Task brief:
Read the records below and copy each line that contains "text".

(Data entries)
# # # #

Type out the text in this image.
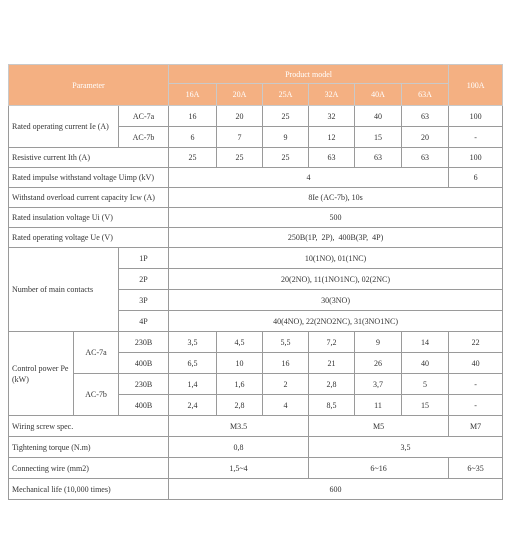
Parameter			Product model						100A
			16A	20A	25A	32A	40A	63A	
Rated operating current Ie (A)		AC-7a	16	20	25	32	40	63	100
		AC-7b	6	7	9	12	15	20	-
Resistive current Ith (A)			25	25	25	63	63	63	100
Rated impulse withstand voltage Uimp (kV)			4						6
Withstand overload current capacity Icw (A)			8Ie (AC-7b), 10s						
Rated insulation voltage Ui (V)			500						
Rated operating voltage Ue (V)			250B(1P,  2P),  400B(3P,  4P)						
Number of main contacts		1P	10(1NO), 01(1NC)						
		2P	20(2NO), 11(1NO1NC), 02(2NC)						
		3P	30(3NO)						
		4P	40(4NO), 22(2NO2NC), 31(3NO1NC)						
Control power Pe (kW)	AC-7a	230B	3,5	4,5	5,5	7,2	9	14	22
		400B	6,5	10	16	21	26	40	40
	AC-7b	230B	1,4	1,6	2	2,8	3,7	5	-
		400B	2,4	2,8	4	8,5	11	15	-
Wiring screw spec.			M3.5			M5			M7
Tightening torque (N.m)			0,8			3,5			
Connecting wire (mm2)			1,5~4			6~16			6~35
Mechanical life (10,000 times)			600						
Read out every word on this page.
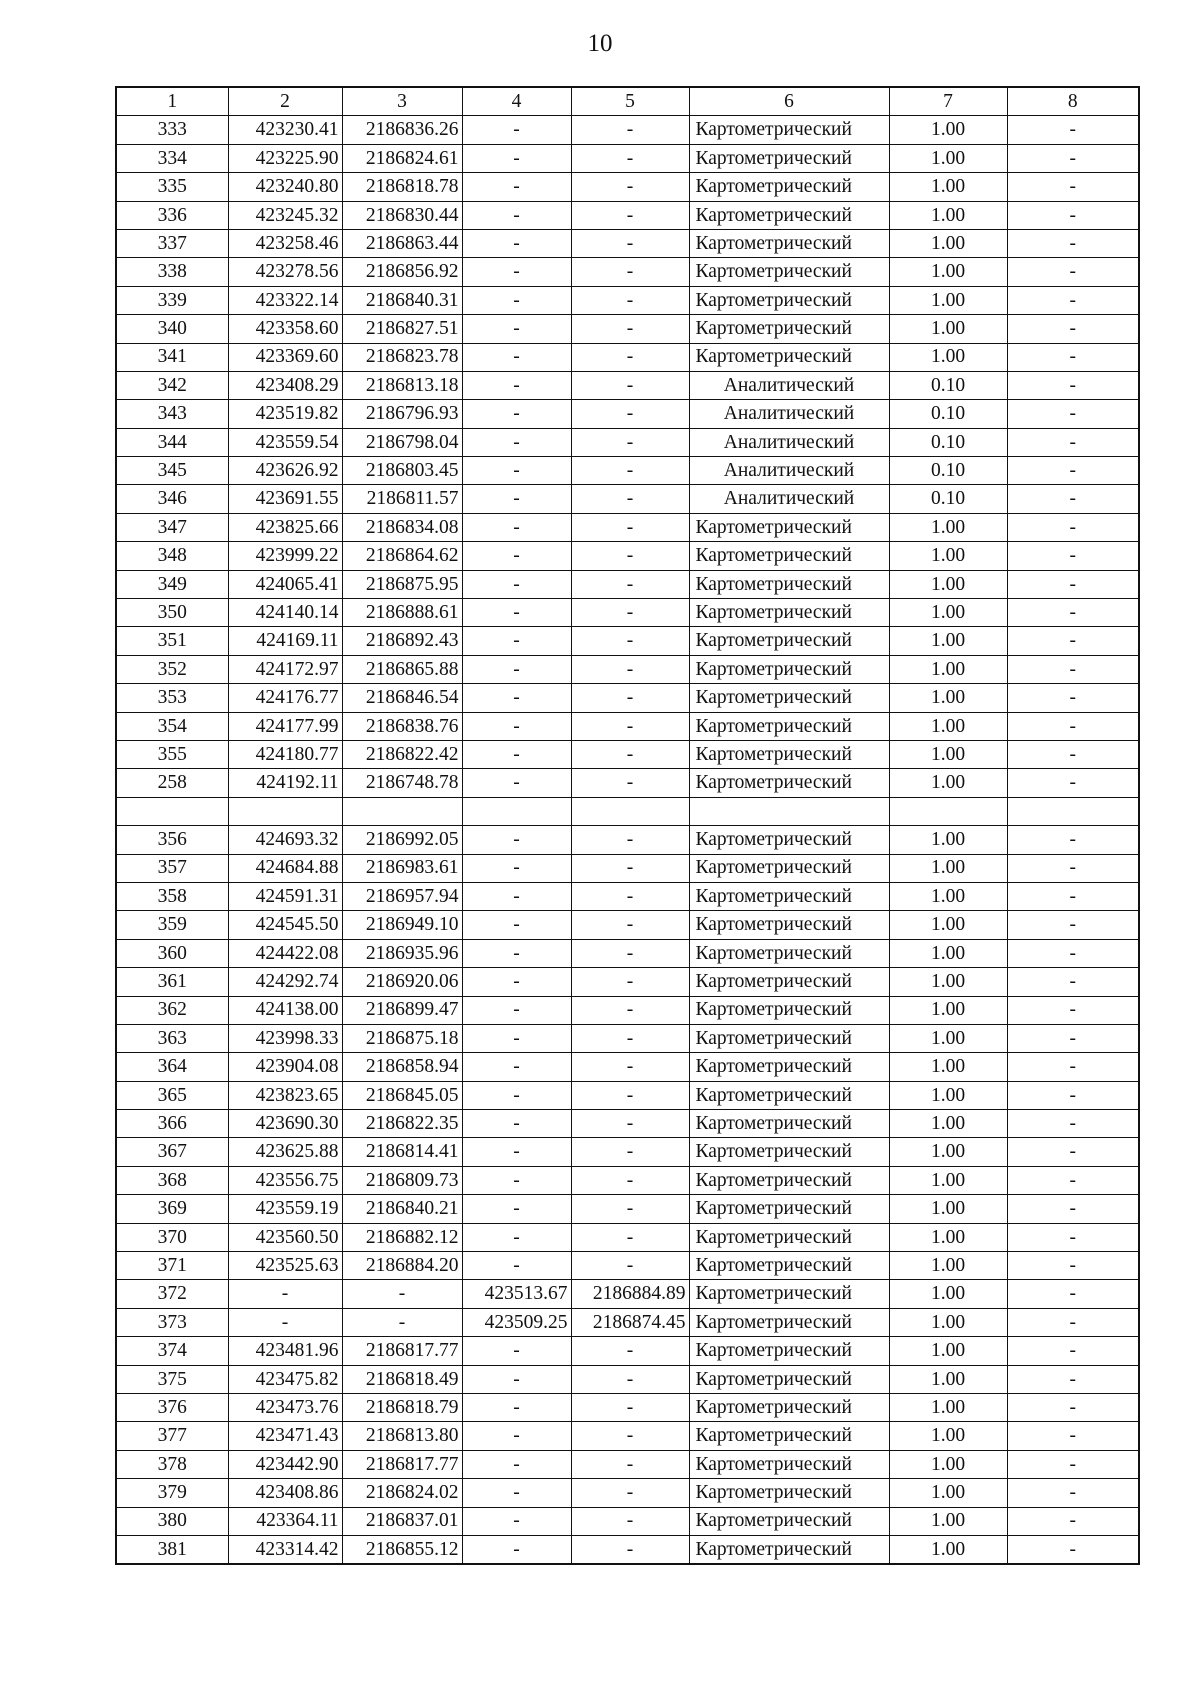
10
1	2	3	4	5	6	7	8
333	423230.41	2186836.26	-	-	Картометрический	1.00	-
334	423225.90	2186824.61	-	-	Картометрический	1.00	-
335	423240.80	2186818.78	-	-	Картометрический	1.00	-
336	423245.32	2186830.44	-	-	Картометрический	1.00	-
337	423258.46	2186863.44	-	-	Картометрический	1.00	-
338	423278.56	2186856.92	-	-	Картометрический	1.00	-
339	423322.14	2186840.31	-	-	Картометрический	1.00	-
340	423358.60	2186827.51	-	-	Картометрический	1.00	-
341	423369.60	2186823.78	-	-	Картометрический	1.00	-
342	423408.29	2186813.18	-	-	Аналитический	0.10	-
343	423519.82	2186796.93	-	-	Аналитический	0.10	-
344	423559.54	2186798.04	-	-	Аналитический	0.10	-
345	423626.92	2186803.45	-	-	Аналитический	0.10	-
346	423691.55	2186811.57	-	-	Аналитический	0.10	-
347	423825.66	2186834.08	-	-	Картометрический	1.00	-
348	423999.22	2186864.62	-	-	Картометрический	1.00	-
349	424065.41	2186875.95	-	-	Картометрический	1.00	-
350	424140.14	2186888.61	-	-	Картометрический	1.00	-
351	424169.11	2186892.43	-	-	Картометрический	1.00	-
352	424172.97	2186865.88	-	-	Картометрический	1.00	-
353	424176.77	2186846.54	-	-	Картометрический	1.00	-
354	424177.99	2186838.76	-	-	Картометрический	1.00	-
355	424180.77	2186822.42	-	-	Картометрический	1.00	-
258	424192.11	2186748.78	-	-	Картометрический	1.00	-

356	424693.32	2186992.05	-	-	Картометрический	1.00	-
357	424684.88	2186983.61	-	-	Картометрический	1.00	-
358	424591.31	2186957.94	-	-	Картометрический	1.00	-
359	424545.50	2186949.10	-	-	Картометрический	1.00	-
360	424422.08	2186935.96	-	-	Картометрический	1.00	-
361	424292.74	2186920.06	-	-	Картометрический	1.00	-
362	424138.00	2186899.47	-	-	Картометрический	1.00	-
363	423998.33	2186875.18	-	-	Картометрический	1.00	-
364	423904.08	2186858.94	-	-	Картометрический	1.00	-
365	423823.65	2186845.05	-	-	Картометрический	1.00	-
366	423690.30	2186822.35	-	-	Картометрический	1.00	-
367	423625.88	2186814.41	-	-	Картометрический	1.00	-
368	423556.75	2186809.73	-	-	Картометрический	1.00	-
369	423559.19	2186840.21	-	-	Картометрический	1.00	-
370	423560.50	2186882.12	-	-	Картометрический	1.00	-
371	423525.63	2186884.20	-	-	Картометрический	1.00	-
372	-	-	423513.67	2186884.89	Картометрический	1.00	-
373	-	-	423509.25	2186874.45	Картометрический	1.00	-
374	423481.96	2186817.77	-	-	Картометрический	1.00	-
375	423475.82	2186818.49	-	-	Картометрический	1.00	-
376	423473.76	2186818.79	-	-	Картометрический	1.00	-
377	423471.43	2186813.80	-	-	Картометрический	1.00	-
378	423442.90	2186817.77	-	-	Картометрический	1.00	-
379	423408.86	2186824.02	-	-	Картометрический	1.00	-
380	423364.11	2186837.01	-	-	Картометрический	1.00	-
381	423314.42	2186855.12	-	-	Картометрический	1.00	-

# # # #

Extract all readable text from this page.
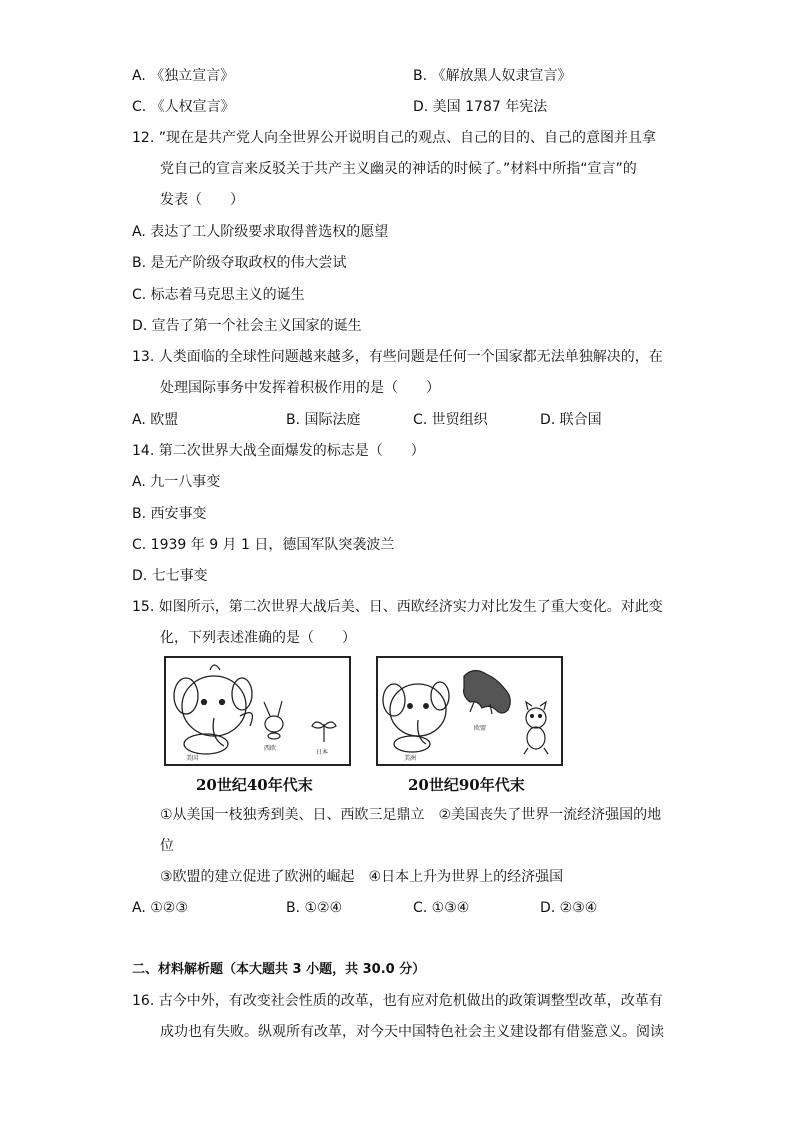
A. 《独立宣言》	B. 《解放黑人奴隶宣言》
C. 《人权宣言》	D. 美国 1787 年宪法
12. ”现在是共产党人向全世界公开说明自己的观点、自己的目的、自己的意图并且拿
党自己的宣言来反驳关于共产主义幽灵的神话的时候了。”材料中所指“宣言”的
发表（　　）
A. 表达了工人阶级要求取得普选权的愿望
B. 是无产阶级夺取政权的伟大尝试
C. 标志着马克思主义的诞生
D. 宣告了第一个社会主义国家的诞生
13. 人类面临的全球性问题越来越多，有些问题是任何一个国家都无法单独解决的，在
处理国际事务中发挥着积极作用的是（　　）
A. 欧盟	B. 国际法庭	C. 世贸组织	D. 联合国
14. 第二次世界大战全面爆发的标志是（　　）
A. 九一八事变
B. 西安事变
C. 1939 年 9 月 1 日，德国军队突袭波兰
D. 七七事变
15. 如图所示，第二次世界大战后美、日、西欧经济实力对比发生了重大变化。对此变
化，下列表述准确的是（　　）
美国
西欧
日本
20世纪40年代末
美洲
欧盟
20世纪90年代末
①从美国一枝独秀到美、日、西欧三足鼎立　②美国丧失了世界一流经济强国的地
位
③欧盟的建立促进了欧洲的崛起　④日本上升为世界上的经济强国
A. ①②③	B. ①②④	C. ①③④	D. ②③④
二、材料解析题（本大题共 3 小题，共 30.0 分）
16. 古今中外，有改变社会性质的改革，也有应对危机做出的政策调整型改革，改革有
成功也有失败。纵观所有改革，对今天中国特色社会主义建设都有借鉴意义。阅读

# # # #

Answer to the exercise:
Type out the text in this image.
Extract all readable text from this page.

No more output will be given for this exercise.